> **PROBLEM TO SOLVE**
Look through the material below. Copy each line that contains the string "share".

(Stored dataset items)
========
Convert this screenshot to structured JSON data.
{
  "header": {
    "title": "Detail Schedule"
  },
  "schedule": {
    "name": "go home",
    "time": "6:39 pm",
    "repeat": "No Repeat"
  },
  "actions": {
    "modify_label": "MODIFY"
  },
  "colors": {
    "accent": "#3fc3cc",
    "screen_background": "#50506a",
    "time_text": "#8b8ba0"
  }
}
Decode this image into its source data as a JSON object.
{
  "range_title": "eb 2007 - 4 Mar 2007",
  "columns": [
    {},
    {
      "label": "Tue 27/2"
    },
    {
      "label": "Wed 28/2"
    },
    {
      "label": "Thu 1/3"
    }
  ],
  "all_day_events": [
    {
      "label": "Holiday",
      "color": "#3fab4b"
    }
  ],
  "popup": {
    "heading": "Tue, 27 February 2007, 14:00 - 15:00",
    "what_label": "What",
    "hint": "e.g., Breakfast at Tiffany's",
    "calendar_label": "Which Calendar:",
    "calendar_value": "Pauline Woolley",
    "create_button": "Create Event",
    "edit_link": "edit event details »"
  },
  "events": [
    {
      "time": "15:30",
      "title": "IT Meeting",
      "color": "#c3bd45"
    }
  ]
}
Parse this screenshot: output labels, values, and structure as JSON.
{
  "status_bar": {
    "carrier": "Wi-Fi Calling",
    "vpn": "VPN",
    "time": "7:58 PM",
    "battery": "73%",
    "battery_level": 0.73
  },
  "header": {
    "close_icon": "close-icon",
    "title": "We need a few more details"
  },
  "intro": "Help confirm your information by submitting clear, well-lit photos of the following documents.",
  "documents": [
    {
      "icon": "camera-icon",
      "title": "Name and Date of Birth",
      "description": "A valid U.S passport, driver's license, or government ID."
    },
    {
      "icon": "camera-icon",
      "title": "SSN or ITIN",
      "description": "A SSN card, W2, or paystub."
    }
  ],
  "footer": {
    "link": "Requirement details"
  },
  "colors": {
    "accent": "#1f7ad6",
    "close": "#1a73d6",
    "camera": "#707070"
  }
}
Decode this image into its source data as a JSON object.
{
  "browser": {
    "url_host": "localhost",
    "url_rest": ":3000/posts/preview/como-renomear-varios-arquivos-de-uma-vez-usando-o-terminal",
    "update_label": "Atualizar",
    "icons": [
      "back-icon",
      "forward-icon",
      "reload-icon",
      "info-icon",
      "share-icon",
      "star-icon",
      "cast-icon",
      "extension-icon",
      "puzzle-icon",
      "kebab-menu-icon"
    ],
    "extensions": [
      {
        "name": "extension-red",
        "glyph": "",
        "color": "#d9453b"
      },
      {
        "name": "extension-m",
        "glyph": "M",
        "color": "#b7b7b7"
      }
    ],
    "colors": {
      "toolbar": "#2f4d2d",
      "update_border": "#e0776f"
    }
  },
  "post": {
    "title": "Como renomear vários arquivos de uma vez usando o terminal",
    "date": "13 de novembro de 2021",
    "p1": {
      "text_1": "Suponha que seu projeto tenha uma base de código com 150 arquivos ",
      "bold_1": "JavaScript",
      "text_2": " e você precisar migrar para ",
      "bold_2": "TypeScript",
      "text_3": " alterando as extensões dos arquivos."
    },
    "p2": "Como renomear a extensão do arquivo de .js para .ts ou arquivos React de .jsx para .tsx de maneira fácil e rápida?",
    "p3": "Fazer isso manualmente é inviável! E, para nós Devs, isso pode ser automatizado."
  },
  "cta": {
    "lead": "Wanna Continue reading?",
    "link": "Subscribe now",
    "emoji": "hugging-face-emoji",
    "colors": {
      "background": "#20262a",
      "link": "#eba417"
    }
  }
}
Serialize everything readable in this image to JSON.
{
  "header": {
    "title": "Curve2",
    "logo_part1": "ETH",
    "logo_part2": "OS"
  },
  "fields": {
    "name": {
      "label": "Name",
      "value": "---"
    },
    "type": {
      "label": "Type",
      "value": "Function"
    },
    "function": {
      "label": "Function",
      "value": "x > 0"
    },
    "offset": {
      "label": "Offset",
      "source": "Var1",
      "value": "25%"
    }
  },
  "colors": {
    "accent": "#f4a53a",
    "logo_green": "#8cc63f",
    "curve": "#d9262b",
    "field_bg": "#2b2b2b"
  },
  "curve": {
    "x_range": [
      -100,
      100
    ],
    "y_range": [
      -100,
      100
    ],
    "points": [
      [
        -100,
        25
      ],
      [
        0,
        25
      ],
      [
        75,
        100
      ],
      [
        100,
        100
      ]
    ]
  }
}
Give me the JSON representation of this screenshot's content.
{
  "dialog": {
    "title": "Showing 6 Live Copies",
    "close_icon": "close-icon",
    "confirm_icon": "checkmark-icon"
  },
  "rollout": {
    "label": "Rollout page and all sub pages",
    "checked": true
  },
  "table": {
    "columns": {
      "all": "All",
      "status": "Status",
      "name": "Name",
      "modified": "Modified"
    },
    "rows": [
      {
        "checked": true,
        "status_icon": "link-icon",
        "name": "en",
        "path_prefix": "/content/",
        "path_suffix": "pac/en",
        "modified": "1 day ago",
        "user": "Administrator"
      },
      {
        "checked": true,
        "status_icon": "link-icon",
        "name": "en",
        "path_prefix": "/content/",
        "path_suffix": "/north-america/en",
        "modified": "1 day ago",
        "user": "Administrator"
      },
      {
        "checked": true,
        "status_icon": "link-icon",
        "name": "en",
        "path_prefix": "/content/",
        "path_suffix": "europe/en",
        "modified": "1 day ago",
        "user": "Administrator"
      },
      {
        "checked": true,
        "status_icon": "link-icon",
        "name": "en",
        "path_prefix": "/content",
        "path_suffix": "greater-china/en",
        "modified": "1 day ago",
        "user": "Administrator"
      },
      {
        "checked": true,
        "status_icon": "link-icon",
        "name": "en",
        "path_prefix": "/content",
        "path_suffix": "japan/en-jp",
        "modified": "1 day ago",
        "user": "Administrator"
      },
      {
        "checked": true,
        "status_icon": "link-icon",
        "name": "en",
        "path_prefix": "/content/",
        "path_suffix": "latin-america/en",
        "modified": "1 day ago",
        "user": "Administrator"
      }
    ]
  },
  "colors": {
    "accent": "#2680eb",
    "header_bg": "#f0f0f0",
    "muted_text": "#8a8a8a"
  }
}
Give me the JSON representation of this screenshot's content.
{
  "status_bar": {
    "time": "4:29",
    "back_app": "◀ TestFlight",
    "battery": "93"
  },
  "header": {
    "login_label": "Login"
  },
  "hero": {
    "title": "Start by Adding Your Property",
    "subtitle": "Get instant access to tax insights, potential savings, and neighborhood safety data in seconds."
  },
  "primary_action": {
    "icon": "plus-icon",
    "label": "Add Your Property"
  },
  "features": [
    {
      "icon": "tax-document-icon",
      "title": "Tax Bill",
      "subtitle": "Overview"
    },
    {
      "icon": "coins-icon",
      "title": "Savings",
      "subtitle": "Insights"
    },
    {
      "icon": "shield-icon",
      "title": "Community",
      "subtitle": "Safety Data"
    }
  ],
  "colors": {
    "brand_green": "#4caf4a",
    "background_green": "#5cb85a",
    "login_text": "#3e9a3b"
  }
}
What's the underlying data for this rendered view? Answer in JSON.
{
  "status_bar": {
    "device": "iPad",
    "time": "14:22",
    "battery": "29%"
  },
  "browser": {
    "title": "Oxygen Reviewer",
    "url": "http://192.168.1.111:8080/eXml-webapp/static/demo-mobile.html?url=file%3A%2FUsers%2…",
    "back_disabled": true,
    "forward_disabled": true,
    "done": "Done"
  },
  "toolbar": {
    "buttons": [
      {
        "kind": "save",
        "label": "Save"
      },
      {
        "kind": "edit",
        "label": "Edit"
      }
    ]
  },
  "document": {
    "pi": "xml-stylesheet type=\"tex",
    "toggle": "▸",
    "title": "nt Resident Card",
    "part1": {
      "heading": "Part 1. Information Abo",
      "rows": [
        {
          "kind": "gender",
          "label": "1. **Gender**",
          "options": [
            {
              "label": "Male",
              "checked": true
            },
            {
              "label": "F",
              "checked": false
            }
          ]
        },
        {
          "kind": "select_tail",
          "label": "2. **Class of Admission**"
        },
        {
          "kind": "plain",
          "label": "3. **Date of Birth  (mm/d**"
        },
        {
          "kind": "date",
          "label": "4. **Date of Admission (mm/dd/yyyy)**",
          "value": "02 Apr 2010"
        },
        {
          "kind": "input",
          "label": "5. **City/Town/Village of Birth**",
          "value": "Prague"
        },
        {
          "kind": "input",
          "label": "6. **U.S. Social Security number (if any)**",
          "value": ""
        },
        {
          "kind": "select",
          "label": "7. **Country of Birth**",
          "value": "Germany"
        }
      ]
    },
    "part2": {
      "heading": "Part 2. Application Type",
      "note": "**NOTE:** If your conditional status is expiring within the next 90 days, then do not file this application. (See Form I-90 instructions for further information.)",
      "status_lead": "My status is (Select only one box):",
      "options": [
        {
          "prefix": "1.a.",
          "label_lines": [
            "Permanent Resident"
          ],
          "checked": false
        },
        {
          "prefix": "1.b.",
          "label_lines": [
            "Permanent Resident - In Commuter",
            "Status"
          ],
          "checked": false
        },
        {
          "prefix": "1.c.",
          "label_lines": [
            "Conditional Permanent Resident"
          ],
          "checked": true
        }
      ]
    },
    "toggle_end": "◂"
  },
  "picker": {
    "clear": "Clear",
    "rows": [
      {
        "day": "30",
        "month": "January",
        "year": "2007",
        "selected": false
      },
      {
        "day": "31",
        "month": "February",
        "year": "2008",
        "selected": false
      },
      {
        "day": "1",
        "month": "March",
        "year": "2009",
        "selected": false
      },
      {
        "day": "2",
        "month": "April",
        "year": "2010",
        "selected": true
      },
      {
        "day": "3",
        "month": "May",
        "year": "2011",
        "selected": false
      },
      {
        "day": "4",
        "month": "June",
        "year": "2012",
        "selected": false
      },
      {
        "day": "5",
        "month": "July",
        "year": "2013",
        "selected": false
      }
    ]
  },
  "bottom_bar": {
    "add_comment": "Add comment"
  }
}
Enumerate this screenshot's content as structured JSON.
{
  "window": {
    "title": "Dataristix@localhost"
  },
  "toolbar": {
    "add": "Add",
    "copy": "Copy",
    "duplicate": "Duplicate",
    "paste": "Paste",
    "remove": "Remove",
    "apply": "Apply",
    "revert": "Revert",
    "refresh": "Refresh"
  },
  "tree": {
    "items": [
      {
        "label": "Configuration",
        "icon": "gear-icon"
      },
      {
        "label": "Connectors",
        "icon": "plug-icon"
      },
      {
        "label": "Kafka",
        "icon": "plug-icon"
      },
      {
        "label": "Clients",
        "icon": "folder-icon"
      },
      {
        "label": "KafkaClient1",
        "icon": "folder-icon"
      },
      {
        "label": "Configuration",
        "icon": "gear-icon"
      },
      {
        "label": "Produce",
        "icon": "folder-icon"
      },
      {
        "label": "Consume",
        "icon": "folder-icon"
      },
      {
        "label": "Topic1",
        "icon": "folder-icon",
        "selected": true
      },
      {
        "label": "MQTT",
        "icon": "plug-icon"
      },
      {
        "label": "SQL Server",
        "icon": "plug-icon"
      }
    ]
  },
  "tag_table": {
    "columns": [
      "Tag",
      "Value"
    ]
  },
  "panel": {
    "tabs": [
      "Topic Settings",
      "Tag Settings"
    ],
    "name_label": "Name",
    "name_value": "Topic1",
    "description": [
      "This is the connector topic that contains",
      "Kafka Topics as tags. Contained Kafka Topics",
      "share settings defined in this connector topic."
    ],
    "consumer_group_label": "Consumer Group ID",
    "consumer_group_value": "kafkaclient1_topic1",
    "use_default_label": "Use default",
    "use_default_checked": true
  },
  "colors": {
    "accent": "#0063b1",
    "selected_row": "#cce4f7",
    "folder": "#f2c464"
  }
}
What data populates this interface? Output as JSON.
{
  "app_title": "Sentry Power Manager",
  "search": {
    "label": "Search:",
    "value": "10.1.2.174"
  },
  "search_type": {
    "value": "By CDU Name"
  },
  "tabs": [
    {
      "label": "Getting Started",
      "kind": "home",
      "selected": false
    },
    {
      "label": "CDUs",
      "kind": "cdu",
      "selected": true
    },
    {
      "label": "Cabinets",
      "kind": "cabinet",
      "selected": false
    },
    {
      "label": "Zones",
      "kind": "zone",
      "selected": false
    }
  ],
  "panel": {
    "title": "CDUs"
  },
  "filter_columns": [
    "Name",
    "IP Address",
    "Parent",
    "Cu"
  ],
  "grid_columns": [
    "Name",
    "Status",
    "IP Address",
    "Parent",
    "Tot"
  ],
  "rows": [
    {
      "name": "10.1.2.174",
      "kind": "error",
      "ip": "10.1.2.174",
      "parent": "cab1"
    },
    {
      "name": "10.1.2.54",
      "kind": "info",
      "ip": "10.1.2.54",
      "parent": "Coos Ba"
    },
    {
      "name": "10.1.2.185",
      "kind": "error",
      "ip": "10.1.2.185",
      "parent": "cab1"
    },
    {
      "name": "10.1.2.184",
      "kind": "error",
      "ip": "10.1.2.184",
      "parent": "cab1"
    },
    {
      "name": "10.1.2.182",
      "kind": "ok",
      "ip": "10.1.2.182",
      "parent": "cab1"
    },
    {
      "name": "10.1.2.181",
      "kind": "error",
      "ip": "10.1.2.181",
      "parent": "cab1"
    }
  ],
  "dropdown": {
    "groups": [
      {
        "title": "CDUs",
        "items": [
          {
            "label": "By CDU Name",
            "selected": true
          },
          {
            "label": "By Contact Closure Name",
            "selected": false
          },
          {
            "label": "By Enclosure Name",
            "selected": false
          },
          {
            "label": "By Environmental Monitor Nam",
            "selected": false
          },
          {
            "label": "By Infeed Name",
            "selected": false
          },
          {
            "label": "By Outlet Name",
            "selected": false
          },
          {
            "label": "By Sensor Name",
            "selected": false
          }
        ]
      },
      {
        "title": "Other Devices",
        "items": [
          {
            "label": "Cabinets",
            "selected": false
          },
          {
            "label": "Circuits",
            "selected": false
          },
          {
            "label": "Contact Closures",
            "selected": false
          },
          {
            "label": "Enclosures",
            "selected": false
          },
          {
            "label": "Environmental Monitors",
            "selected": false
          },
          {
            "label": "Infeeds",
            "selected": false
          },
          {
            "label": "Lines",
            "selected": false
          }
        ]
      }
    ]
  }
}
========
> **COMPLETE ANSWER**
      "share-icon",
      "share settings defined in this connector topic."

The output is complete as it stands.